**** PROVIDED DATA ****
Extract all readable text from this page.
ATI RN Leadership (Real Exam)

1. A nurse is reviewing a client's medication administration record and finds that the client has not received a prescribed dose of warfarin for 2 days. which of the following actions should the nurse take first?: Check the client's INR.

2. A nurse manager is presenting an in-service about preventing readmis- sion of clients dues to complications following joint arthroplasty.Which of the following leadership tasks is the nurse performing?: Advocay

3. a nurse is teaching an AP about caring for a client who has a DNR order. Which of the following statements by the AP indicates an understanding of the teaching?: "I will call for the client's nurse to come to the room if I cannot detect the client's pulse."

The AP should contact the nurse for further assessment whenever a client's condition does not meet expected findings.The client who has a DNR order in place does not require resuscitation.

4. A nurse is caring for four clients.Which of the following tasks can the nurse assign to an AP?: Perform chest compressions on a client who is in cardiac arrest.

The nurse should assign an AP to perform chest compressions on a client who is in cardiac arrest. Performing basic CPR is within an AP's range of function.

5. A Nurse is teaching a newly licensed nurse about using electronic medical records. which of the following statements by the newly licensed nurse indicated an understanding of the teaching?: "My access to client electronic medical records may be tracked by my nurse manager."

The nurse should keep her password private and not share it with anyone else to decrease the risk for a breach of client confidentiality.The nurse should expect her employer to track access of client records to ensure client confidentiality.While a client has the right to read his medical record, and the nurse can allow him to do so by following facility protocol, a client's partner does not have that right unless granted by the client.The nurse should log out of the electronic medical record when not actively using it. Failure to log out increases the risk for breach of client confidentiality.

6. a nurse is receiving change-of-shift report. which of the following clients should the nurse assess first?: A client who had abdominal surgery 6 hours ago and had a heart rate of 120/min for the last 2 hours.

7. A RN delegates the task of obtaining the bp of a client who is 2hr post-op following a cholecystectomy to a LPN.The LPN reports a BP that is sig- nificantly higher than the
****
## WHAT YOU ARE ASKED TO DO
Copy every line in the entries above that has the string "cardiac" in it.

## RESULT FOR THIS EXERCISE
4. A nurse is caring for four clients.Which of the following tasks can the nurse assign to an AP?: Perform chest compressions on a client who is in cardiac arrest.
The nurse should assign an AP to perform chest compressions on a client who is in cardiac arrest. Performing basic CPR is within an AP's range of function.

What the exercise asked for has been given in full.